_Set exercise:_
In the rows from the start through the line with "cell-value-label: 0 <box>759 379", rename "heatmap-cell" to "grid-cell" and write those lines out again with nothing else changed.

Element and region data
===============
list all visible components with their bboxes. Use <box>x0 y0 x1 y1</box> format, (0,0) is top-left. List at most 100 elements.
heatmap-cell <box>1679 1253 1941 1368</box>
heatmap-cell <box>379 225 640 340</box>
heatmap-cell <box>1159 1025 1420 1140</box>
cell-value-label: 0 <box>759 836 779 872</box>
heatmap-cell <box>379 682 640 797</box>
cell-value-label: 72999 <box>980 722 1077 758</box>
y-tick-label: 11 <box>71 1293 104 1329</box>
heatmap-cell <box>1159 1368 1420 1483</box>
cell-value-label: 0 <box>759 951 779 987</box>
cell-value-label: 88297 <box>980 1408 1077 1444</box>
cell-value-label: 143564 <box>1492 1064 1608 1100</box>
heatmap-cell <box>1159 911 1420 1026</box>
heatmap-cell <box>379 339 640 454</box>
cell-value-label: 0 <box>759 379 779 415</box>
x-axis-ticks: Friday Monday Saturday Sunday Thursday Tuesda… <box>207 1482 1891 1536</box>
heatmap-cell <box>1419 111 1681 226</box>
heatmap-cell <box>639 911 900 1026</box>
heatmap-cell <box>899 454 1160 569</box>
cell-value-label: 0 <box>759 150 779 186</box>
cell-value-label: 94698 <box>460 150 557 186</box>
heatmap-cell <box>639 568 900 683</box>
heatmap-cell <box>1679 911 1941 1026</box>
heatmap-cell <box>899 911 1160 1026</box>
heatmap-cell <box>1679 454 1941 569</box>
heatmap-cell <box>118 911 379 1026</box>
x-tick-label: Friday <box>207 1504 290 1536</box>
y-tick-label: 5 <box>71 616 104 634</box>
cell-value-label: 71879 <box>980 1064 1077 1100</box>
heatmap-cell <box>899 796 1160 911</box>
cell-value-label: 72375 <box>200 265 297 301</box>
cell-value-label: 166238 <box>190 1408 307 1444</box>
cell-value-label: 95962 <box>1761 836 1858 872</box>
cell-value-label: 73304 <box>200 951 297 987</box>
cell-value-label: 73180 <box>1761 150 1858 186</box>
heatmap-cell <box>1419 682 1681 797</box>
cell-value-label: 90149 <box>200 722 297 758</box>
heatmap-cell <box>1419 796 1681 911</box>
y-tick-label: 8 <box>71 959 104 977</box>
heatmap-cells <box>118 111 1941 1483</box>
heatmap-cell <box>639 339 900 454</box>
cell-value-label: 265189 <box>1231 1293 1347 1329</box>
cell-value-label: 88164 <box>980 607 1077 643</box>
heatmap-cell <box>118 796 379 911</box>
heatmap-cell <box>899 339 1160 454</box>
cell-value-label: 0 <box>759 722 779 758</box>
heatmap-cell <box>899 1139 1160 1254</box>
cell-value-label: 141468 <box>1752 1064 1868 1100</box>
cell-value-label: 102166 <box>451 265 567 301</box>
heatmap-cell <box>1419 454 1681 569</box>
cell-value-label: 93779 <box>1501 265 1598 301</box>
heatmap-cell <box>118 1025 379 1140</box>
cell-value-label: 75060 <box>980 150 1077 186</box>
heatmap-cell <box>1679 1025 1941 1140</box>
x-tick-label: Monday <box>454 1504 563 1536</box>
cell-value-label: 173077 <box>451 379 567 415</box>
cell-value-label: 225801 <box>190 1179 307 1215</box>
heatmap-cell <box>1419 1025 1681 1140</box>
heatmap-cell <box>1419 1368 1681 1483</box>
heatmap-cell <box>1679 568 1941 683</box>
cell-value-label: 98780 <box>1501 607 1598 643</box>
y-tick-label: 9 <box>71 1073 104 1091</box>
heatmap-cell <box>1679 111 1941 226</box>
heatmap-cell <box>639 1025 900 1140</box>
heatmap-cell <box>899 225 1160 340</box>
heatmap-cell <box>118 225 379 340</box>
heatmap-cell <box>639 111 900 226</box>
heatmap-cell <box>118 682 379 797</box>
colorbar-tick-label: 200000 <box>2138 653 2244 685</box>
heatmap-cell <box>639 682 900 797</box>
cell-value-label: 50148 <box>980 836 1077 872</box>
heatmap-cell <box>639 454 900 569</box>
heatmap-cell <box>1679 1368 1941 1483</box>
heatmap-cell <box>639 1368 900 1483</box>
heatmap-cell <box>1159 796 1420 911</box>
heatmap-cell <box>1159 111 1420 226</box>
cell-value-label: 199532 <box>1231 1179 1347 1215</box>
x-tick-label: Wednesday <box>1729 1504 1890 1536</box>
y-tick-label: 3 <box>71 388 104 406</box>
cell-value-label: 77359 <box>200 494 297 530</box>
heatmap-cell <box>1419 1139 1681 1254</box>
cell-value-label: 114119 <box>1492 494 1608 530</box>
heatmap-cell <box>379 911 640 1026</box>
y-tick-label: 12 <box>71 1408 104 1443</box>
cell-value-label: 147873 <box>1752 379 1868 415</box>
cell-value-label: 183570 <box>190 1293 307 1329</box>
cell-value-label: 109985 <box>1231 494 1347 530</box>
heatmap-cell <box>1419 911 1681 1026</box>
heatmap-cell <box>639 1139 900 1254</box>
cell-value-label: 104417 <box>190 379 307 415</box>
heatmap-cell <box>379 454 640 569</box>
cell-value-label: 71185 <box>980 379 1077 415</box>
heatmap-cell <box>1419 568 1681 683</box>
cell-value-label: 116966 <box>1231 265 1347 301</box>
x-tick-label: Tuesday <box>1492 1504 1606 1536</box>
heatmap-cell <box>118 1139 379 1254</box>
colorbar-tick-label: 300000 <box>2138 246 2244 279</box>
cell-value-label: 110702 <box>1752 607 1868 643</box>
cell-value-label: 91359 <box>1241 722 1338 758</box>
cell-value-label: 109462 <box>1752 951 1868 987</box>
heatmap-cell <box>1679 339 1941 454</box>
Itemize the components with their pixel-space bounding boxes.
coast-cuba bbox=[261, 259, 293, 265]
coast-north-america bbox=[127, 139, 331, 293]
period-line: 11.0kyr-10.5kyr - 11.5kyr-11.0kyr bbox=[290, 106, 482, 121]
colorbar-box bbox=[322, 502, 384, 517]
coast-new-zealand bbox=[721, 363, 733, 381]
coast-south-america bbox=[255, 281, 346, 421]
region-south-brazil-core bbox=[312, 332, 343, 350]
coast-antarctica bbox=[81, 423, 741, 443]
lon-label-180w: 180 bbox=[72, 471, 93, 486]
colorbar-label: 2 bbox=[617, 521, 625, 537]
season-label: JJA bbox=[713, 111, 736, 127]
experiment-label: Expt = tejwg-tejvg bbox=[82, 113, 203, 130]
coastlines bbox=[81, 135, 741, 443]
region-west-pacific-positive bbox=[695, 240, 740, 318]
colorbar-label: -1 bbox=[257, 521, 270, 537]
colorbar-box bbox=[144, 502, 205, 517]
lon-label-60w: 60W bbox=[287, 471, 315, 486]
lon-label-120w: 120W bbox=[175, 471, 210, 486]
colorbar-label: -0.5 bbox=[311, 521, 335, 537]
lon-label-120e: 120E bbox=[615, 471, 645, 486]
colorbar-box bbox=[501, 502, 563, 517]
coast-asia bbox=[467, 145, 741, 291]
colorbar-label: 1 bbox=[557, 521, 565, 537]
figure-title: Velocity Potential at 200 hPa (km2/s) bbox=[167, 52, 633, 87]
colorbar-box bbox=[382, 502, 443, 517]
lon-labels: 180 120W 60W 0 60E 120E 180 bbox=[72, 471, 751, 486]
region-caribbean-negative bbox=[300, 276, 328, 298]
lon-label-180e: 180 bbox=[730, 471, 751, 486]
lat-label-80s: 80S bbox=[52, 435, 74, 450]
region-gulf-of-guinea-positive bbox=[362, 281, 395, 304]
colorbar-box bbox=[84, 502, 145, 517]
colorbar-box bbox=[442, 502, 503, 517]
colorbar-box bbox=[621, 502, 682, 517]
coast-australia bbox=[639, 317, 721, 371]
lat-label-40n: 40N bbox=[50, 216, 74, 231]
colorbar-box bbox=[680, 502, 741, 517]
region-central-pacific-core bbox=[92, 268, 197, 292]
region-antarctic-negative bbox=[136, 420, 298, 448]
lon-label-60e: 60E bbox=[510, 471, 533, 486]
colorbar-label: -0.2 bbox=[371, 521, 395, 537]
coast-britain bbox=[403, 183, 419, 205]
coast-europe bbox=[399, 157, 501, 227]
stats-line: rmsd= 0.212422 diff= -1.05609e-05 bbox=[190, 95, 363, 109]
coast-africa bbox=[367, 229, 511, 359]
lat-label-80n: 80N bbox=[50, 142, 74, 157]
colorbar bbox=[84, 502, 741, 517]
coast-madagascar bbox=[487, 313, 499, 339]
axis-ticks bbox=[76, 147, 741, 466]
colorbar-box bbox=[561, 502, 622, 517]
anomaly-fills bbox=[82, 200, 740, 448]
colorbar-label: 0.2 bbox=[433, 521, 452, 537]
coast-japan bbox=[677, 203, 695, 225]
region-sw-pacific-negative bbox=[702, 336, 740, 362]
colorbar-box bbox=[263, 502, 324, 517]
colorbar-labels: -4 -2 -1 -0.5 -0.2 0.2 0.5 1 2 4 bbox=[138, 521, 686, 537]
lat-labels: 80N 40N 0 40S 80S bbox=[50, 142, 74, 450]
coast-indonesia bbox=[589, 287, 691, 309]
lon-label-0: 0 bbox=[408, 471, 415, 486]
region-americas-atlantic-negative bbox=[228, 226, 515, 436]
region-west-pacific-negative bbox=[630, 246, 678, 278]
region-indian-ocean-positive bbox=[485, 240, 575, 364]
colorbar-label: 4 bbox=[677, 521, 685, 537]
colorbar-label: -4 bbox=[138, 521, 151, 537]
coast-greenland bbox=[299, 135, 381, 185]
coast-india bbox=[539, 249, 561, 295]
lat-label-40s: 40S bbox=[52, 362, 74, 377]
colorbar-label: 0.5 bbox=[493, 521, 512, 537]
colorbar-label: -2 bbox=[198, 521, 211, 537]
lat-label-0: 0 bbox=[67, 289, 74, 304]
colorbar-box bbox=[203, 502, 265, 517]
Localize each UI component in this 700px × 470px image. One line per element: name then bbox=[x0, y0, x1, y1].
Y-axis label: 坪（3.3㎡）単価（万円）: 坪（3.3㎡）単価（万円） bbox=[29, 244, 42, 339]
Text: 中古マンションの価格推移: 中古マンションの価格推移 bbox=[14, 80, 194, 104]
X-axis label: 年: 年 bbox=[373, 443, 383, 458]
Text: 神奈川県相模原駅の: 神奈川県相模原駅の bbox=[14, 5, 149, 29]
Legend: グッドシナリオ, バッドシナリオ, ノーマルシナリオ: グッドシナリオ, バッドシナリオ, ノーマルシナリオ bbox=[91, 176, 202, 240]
===============
_Problem solution:_
list all visible components with their bboxes. Use <box>x0 y0 x1 y1</box> format, (0,0) is top-left. List at most 100 elements.
grid-cell <box>1679 1253 1941 1368</box>
grid-cell <box>379 225 640 340</box>
grid-cell <box>1159 1025 1420 1140</box>
cell-value-label: 0 <box>759 836 779 872</box>
grid-cell <box>379 682 640 797</box>
cell-value-label: 72999 <box>980 722 1077 758</box>
y-tick-label: 11 <box>71 1293 104 1329</box>
grid-cell <box>1159 1368 1420 1483</box>
cell-value-label: 0 <box>759 951 779 987</box>
cell-value-label: 88297 <box>980 1408 1077 1444</box>
cell-value-label: 143564 <box>1492 1064 1608 1100</box>
grid-cell <box>1159 911 1420 1026</box>
grid-cell <box>379 339 640 454</box>
cell-value-label: 0 <box>759 379 779 415</box>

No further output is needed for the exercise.